* **Problem to work on**: Find the string "this" in the data, then copy every line where it is found.

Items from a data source
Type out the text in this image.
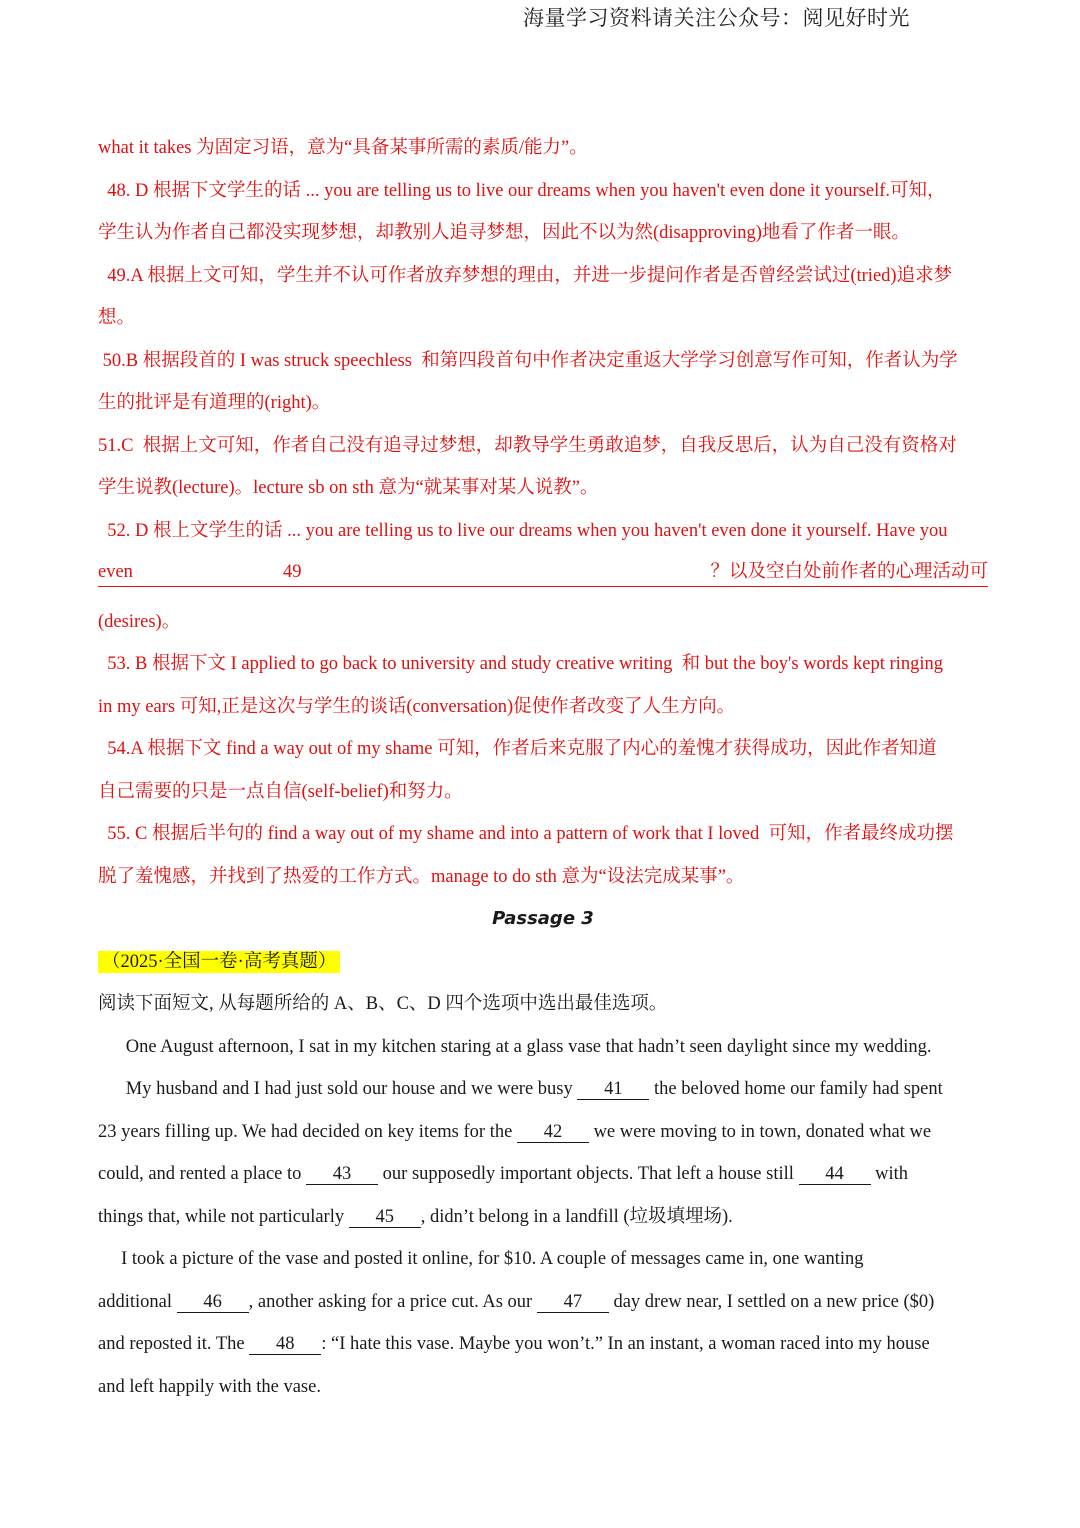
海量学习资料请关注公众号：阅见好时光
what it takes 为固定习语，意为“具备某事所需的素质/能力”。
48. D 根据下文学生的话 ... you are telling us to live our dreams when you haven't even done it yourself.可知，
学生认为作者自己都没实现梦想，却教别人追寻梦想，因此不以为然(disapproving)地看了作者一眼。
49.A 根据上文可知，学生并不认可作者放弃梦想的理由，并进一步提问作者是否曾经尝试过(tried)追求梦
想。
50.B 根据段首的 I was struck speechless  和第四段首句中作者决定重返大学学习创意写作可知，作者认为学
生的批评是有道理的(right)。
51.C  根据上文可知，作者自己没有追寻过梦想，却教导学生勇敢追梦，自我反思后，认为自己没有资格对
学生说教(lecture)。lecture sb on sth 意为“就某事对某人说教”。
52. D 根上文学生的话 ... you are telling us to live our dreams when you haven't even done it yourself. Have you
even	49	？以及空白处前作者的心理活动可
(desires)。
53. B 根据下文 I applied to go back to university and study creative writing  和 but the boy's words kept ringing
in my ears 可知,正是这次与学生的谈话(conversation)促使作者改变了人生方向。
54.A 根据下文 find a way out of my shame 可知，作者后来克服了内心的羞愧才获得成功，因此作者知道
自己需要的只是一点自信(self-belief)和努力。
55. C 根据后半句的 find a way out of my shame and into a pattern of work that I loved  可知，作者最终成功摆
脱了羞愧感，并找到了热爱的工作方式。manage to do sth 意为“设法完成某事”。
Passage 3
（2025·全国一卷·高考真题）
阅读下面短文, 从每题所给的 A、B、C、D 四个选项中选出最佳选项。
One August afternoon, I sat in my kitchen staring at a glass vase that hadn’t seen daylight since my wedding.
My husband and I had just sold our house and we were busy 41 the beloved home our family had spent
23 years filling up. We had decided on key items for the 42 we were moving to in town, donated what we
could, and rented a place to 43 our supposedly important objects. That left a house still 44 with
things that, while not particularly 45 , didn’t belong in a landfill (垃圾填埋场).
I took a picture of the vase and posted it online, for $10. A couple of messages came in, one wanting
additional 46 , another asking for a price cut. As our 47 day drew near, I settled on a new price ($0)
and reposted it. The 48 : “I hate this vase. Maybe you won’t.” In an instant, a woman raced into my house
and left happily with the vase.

* **The completed task**:
Type out the text in this image.
and reposted it. The 48 : “I hate this vase. Maybe you won’t.” In an instant, a woman raced into my house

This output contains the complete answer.